• Given exercise: Tally the lines that hold the word "title" and reply with that figure only.

• Data provided:

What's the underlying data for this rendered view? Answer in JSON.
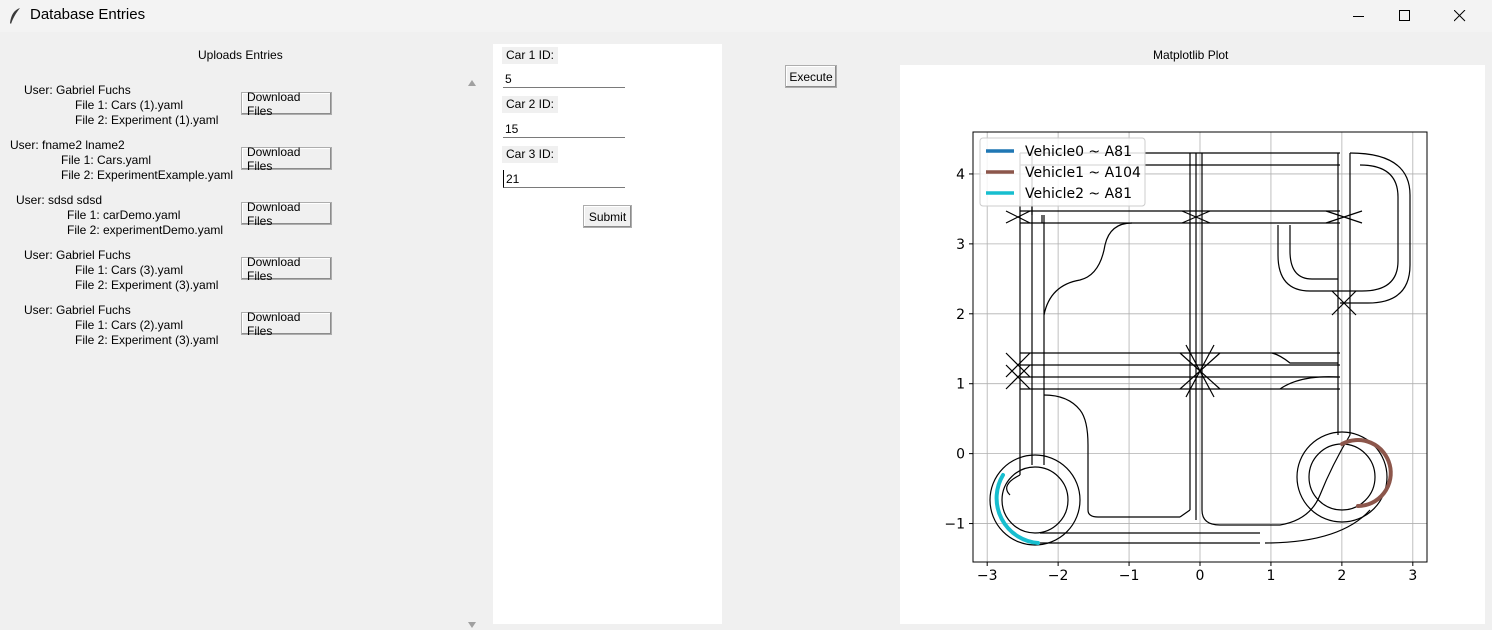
{
  "window": {
    "title": "Database Entries",
    "icon": "feather-icon",
    "controls": [
      "minimize-icon",
      "maximize-icon",
      "close-icon"
    ]
  },
  "uploads": {
    "title": "Uploads Entries",
    "download_label": "Download Files",
    "entries": [
      {
        "user": "User: Gabriel Fuchs",
        "file1": "File 1: Cars (1).yaml",
        "file2": "File 2: Experiment (1).yaml"
      },
      {
        "user": "User: fname2 lname2",
        "file1": "File 1: Cars.yaml",
        "file2": "File 2: ExperimentExample.yaml"
      },
      {
        "user": "User: sdsd sdsd",
        "file1": "File 1: carDemo.yaml",
        "file2": "File 2: experimentDemo.yaml"
      },
      {
        "user": "User: Gabriel Fuchs",
        "file1": "File 1: Cars (3).yaml",
        "file2": "File 2: Experiment (3).yaml"
      },
      {
        "user": "User: Gabriel Fuchs",
        "file1": "File 1: Cars (2).yaml",
        "file2": "File 2: Experiment (3).yaml"
      }
    ]
  },
  "form": {
    "car1_label": "Car 1 ID:",
    "car1_value": "5",
    "car2_label": "Car 2 ID:",
    "car2_value": "15",
    "car3_label": "Car 3 ID:",
    "car3_value": "21",
    "submit_label": "Submit"
  },
  "execute_label": "Execute",
  "plot": {
    "title": "Matplotlib Plot",
    "chart_data": {
      "type": "line",
      "xlim": [
        -3.2,
        3.2
      ],
      "ylim": [
        -1.55,
        4.6
      ],
      "xticks": [
        "−3",
        "−2",
        "−1",
        "0",
        "1",
        "2",
        "3"
      ],
      "yticks": [
        "−1",
        "0",
        "1",
        "2",
        "3",
        "4"
      ],
      "grid": true,
      "legend_position": "upper left",
      "series": [
        {
          "name": "Vehicle0 ~ A81",
          "color": "#1f77b4"
        },
        {
          "name": "Vehicle1 ~ A104",
          "color": "#8c564b"
        },
        {
          "name": "Vehicle2 ~ A81",
          "color": "#17becf"
        }
      ]
    }
  }
}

• Full response: 3